▶ **Set task**: Please write out exactly the lines that begin at the line containing "Read all visible content and emit it as JSON." and run to the end of the records.
======== Raw data
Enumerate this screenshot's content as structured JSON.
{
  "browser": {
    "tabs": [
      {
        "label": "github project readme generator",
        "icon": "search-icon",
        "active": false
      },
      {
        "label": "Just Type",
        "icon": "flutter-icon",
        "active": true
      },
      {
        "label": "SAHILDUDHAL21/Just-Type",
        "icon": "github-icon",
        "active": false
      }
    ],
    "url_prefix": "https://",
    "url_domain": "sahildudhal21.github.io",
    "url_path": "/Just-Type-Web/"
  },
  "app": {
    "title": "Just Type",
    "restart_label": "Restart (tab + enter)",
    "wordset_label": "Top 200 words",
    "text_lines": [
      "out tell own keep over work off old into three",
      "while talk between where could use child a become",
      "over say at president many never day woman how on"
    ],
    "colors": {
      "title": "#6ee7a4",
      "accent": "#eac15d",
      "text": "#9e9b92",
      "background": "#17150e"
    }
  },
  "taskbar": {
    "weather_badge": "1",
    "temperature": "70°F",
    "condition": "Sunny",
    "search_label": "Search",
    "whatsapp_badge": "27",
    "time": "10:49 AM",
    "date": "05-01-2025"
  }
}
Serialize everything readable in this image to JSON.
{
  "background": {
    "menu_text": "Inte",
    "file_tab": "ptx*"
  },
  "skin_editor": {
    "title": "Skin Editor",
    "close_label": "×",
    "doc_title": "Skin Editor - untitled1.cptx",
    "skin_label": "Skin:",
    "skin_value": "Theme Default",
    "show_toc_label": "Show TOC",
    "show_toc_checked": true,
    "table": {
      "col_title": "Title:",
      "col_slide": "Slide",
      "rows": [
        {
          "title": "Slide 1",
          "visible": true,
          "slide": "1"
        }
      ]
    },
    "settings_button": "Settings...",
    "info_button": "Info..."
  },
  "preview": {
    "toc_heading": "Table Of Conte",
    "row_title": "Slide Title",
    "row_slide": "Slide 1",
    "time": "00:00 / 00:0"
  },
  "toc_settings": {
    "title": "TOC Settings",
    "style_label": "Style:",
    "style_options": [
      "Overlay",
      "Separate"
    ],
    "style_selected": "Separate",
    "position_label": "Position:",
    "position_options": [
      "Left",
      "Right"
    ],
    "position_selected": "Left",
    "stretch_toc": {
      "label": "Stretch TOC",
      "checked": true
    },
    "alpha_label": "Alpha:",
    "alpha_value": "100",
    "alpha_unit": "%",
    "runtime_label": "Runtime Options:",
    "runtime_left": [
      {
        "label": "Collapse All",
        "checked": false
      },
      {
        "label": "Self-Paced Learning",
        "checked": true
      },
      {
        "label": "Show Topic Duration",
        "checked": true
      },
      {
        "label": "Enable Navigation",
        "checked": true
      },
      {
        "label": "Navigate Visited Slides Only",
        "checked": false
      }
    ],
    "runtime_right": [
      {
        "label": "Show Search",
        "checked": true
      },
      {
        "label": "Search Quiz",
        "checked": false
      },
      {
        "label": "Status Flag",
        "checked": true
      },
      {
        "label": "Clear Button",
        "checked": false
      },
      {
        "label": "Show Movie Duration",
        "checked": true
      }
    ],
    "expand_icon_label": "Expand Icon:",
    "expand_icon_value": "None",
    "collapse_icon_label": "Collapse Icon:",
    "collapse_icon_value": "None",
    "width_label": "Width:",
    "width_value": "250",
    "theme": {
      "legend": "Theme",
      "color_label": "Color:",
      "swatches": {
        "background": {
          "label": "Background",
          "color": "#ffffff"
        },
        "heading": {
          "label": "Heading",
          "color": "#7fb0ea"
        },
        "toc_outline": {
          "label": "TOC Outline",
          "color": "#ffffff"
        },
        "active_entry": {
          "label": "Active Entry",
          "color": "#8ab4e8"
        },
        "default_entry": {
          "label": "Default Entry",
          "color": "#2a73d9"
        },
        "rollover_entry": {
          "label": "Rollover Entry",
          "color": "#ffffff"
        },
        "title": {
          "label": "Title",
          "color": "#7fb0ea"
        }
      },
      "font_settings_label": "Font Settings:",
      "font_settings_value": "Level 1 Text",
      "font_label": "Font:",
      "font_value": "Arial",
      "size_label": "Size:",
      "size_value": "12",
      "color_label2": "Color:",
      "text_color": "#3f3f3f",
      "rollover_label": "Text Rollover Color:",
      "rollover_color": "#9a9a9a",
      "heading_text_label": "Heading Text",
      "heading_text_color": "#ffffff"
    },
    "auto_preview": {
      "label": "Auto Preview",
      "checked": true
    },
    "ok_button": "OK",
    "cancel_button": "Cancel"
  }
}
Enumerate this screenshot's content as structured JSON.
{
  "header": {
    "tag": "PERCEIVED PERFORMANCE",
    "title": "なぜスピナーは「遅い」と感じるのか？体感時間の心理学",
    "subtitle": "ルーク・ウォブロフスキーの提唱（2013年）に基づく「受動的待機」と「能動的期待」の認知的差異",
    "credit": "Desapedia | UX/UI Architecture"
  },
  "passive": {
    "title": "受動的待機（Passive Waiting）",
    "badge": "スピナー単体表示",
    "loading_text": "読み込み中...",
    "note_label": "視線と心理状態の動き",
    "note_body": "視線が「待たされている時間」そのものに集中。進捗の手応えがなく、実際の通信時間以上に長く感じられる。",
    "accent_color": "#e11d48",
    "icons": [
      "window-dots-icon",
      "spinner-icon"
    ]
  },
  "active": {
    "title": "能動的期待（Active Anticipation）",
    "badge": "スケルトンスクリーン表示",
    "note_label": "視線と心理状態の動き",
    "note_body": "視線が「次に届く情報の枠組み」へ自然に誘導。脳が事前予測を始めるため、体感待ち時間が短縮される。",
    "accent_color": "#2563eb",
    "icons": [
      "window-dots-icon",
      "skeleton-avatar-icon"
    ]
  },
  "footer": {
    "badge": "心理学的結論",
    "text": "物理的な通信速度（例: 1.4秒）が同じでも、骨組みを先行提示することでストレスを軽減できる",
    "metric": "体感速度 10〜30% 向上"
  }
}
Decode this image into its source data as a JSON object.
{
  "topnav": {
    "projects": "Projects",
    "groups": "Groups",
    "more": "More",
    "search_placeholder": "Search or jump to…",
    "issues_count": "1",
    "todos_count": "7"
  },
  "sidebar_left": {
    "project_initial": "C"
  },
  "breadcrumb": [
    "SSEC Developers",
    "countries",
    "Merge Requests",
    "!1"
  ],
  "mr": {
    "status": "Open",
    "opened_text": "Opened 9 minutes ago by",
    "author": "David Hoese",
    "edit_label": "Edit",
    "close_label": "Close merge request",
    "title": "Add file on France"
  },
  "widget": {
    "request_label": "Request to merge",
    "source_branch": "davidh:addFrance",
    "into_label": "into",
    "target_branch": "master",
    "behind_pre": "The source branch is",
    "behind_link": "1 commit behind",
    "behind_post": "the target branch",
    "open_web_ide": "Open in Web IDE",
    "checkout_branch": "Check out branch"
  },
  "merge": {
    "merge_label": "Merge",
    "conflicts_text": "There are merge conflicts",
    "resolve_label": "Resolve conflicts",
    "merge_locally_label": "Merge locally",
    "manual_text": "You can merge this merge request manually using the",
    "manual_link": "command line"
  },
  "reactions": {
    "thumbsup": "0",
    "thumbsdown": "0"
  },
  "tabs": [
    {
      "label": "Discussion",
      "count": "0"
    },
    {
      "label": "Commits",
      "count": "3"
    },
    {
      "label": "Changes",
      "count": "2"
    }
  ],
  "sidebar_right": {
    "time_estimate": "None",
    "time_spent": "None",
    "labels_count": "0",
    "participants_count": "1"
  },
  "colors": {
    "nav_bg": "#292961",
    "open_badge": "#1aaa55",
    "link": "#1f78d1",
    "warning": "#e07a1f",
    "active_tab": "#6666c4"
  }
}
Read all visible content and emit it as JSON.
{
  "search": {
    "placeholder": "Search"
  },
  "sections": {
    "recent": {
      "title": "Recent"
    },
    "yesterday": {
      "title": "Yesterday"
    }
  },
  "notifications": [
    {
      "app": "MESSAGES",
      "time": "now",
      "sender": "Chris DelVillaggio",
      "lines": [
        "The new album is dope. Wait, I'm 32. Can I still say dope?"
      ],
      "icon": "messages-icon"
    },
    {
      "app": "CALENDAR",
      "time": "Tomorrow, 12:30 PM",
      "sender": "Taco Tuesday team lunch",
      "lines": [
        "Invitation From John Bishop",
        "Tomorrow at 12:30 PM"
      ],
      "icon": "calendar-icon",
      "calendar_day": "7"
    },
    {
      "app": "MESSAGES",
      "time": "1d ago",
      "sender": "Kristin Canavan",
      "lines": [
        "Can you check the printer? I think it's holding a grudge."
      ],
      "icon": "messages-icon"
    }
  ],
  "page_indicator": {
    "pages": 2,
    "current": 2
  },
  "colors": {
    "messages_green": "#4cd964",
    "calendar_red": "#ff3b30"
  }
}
================
▶ **Completed task**:
Read all visible content and emit it as JSON.
{
  "search": {
    "placeholder": "Search"
  },
  "sections": {
    "recent": {
      "title": "Recent"
    },
    "yesterday": {
      "title": "Yesterday"
    }
  },
  "notifications": [
    {
      "app": "MESSAGES",
      "time": "now",
      "sender": "Chris DelVillaggio",
      "lines": [
        "The new album is dope. Wait, I'm 32. Can I still say dope?"
      ],
      "icon": "messages-icon"
    },
    {
      "app": "CALENDAR",
      "time": "Tomorrow, 12:30 PM",
      "sender": "Taco Tuesday team lunch",
      "lines": [
        "Invitation From John Bishop",
        "Tomorrow at 12:30 PM"
      ],
      "icon": "calendar-icon",
      "calendar_day": "7"
    },
    {
      "app": "MESSAGES",
      "time": "1d ago",
      "sender": "Kristin Canavan",
      "lines": [
        "Can you check the printer? I think it's holding a grudge."
      ],
      "icon": "messages-icon"
    }
  ],
  "page_indicator": {
    "pages": 2,
    "current": 2
  },
  "colors": {
    "messages_green": "#4cd964",
    "calendar_red": "#ff3b30"
  }
}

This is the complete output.